**SET PROBLEM**
Lines that include the word "полтона" are the ones to copy.
====== INFORMATION PROVIDED ======
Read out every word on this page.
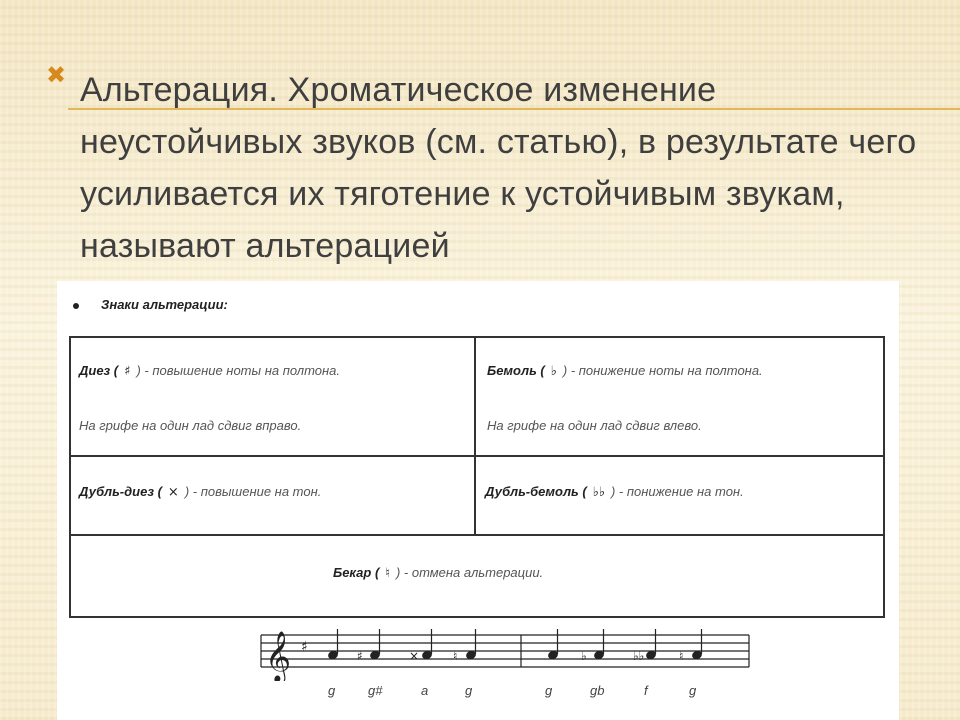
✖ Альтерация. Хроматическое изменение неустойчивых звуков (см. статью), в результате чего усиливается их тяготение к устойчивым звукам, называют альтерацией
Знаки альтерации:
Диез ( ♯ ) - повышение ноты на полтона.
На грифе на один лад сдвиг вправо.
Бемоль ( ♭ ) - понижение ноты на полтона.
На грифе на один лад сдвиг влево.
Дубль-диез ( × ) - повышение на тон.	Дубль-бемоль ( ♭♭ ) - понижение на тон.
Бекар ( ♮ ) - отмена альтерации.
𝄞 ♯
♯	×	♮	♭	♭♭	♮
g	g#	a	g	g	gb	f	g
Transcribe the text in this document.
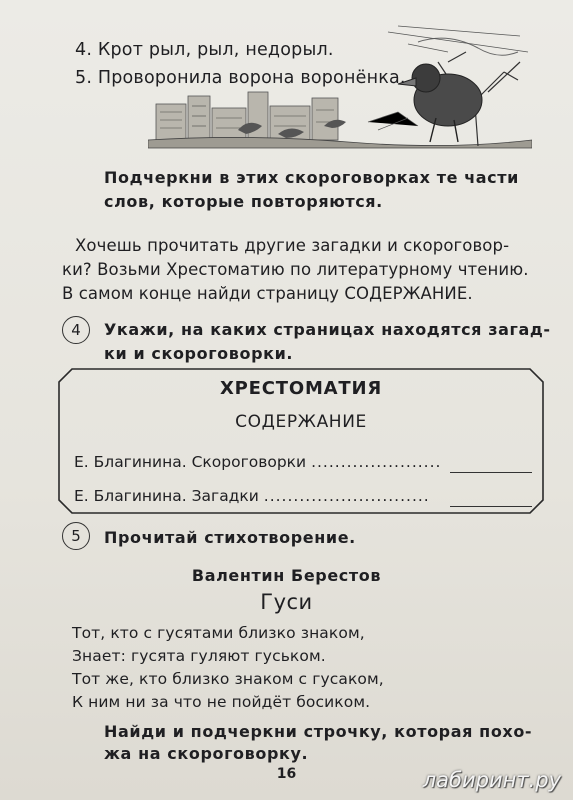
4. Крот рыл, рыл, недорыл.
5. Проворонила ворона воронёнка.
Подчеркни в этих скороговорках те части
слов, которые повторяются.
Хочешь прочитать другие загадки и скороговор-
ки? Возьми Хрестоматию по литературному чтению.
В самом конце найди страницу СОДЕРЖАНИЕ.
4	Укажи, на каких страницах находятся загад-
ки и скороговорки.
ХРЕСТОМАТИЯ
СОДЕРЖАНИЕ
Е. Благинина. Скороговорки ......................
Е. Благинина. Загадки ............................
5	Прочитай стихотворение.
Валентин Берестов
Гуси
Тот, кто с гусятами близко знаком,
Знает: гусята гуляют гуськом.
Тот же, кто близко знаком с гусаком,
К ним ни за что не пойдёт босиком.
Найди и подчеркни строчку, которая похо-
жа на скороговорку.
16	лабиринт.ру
======
====== INFORMATION PROVIDED ======
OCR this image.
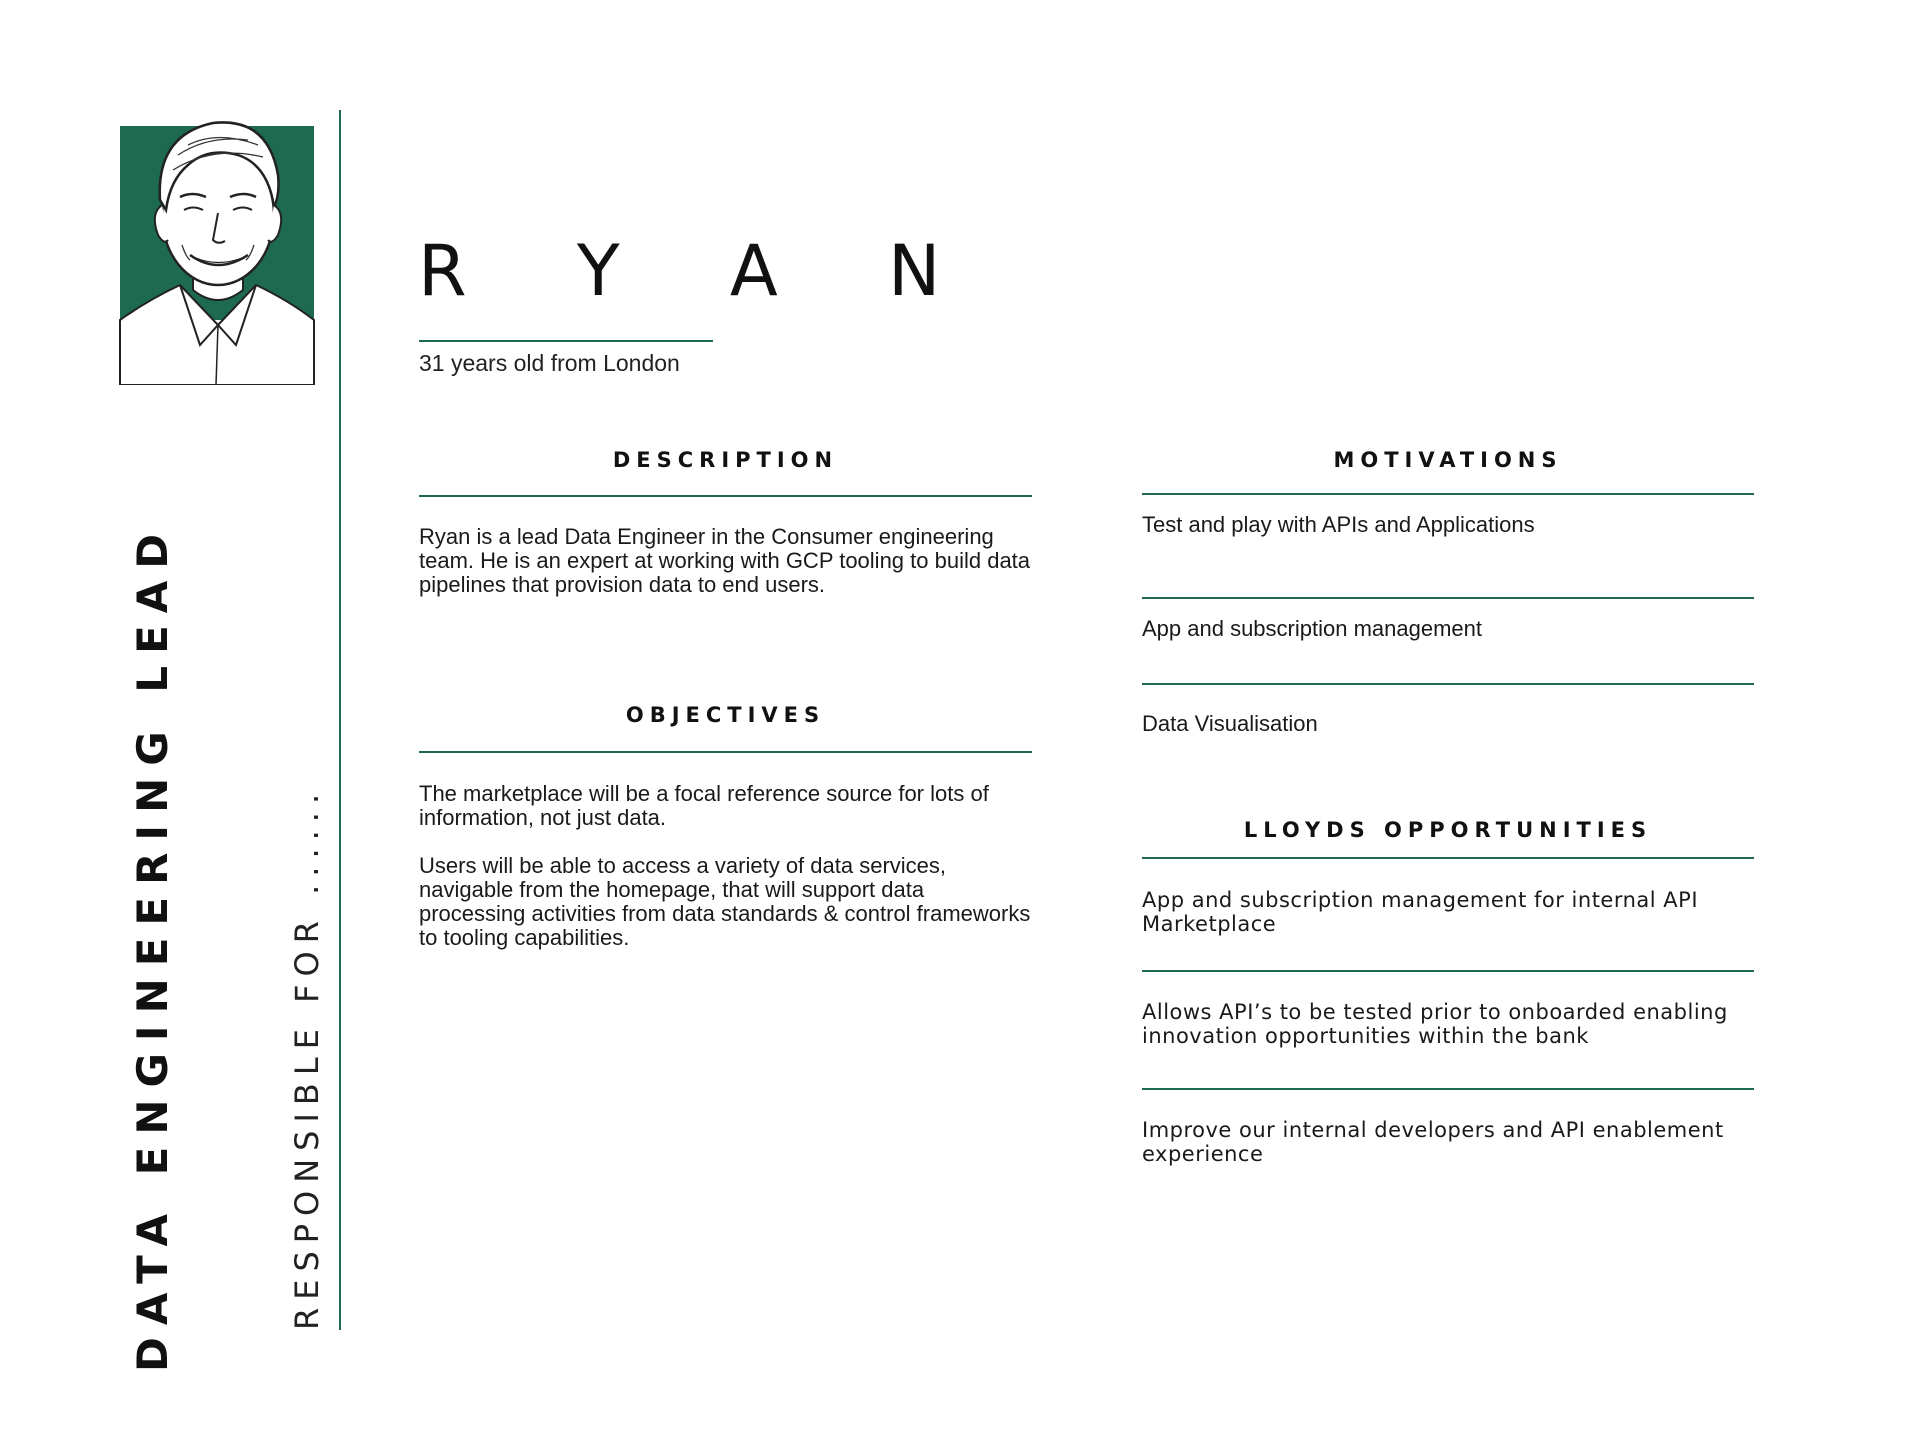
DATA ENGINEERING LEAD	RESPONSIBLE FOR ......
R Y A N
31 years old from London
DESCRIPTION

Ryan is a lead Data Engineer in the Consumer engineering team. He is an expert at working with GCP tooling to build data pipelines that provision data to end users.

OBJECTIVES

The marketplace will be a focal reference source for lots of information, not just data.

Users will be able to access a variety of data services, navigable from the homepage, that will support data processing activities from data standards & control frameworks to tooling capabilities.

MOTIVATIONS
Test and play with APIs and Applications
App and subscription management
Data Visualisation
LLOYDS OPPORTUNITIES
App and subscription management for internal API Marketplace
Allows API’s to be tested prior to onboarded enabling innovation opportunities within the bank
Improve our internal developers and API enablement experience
======
**EXERCISE ANSWER**
Диез ( ♯ ) - повышение ноты на полтона.
Бемоль ( ♭ ) - понижение ноты на полтона.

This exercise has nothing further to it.